• [WHAT THE TASK ASKS]:
Repeat all of the material exactly as given.

• [RECORDS FOR THIS EXERCISE]:

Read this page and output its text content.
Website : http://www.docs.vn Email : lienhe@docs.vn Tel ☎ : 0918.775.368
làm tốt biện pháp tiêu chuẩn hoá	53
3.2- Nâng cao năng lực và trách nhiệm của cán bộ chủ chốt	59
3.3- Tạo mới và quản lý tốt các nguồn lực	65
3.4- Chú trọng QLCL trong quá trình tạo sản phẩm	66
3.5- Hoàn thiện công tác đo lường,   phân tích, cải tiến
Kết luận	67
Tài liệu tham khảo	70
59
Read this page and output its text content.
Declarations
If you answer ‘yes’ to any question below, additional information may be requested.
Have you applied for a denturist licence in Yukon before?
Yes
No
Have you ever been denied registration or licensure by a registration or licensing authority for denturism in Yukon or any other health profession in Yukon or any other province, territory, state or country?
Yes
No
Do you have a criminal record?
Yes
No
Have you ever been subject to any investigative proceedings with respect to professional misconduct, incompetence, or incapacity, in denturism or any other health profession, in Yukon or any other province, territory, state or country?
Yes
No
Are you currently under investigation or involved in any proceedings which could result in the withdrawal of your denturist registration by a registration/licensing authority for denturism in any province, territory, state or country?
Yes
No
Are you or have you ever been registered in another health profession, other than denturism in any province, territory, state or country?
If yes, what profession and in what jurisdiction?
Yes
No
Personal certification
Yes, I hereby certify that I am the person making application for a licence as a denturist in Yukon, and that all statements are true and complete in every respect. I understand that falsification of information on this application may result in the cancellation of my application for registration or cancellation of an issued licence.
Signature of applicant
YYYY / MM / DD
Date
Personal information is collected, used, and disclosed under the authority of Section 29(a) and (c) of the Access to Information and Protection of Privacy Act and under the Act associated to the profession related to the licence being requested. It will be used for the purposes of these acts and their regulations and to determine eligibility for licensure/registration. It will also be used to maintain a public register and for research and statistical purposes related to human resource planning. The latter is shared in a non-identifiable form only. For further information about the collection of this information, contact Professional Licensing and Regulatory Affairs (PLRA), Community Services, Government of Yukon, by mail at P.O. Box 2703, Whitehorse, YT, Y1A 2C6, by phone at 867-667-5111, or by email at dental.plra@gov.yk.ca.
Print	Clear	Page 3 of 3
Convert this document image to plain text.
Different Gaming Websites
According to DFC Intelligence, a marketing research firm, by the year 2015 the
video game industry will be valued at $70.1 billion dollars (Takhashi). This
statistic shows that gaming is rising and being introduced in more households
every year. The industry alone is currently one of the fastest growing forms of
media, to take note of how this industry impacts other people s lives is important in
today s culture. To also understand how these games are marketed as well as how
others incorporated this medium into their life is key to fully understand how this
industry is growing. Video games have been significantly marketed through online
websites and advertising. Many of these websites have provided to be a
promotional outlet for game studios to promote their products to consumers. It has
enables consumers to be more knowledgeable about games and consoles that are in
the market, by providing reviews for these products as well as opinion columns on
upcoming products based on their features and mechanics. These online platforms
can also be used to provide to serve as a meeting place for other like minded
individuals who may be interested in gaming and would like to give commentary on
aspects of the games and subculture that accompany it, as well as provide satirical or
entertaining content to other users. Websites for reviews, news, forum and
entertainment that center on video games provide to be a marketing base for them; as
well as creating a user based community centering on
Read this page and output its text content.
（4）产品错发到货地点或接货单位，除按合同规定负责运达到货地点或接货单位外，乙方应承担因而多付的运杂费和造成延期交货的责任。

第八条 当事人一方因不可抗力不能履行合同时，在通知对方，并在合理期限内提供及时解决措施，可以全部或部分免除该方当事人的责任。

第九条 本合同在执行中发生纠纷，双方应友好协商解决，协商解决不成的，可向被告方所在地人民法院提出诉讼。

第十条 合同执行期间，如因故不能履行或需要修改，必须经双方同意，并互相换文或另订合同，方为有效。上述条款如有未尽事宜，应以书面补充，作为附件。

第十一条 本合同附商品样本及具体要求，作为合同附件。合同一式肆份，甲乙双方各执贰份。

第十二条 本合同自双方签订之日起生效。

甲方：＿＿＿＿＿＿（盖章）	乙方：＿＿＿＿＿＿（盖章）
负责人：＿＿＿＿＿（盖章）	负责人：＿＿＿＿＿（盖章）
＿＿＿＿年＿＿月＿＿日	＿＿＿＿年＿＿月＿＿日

• [WRITTEN REPLY]:
Read this page and output its text content.
Website : http://www.docs.vn Email : lienhe@docs.vn Tel ☎ : 0918.775.368
làm tốt biện pháp tiêu chuẩn hoá	53
3.2- Nâng cao năng lực và trách nhiệm của cán bộ chủ chốt	59
3.3- Tạo mới và quản lý tốt các nguồn lực	65
3.4- Chú trọng QLCL trong quá trình tạo sản phẩm	66
3.5- Hoàn thiện công tác đo lường,   phân tích, cải tiến
Kết luận	67
Tài liệu tham khảo	70
59
Read this page and output its text content.
Declarations
If you answer ‘yes’ to any question below, additional information may be requested.
Have you applied for a denturist licence in Yukon before?
Yes
No
Have you ever been denied registration or licensure by a registration or licensing authority for denturism in Yukon or any other health profession in Yukon or any other province, territory, state or country?
Yes
No
Do you have a criminal record?
Yes
No
Have you ever been subject to any investigative proceedings with respect to professional misconduct, incompetence, or incapacity, in denturism or any other health profession, in Yukon or any other province, territory, state or country?
Yes
No
Are you currently under investigation or involved in any proceedings which could result in the withdrawal of your denturist registration by a registration/licensing authority for denturism in any province, territory, state or country?
Yes
No
Are you or have you ever been registered in another health profession, other than denturism in any province, territory, state or country?
If yes, what profession and in what jurisdiction?
Yes
No
Personal certification
Yes, I hereby certify that I am the person making application for a licence as a denturist in Yukon, and that all statements are true and complete in every respect. I understand that falsification of information on this application may result in the cancellation of my application for registration or cancellation of an issued licence.
Signature of applicant
YYYY / MM / DD
Date
Personal information is collected, used, and disclosed under the authority of Section 29(a) and (c) of the Access to Information and Protection of Privacy Act and under the Act associated to the profession related to the licence being requested. It will be used for the purposes of these acts and their regulations and to determine eligibility for licensure/registration. It will also be used to maintain a public register and for research and statistical purposes related to human resource planning. The latter is shared in a non-identifiable form only. For further information about the collection of this information, contact Professional Licensing and Regulatory Affairs (PLRA), Community Services, Government of Yukon, by mail at P.O. Box 2703, Whitehorse, YT, Y1A 2C6, by phone at 867-667-5111, or by email at dental.plra@gov.yk.ca.
Print	Clear	Page 3 of 3
Convert this document image to plain text.
Different Gaming Websites
According to DFC Intelligence, a marketing research firm, by the year 2015 the
video game industry will be valued at $70.1 billion dollars (Takhashi). This
statistic shows that gaming is rising and being introduced in more households
every year. The industry alone is currently one of the fastest growing forms of
media, to take note of how this industry impacts other people s lives is important in
today s culture. To also understand how these games are marketed as well as how
others incorporated this medium into their life is key to fully understand how this
industry is growing. Video games have been significantly marketed through online
websites and advertising. Many of these websites have provided to be a
promotional outlet for game studios to promote their products to consumers. It has
enables consumers to be more knowledgeable about games and consoles that are in
the market, by providing reviews for these products as well as opinion columns on
upcoming products based on their features and mechanics. These online platforms
can also be used to provide to serve as a meeting place for other like minded
individuals who may be interested in gaming and would like to give commentary on
aspects of the games and subculture that accompany it, as well as provide satirical or
entertaining content to other users. Websites for reviews, news, forum and
entertainment that center on video games provide to be a marketing base for them; as
well as creating a user based community centering on
Read this page and output its text content.
（4）产品错发到货地点或接货单位，除按合同规定负责运达到货地点或接货单位外，乙方应承担因而多付的运杂费和造成延期交货的责任。

第八条 当事人一方因不可抗力不能履行合同时，在通知对方，并在合理期限内提供及时解决措施，可以全部或部分免除该方当事人的责任。

第九条 本合同在执行中发生纠纷，双方应友好协商解决，协商解决不成的，可向被告方所在地人民法院提出诉讼。

第十条 合同执行期间，如因故不能履行或需要修改，必须经双方同意，并互相换文或另订合同，方为有效。上述条款如有未尽事宜，应以书面补充，作为附件。

第十一条 本合同附商品样本及具体要求，作为合同附件。合同一式肆份，甲乙双方各执贰份。

第十二条 本合同自双方签订之日起生效。

甲方：＿＿＿＿＿＿（盖章）	乙方：＿＿＿＿＿＿（盖章）
负责人：＿＿＿＿＿（盖章）	负责人：＿＿＿＿＿（盖章）
＿＿＿＿年＿＿月＿＿日	＿＿＿＿年＿＿月＿＿日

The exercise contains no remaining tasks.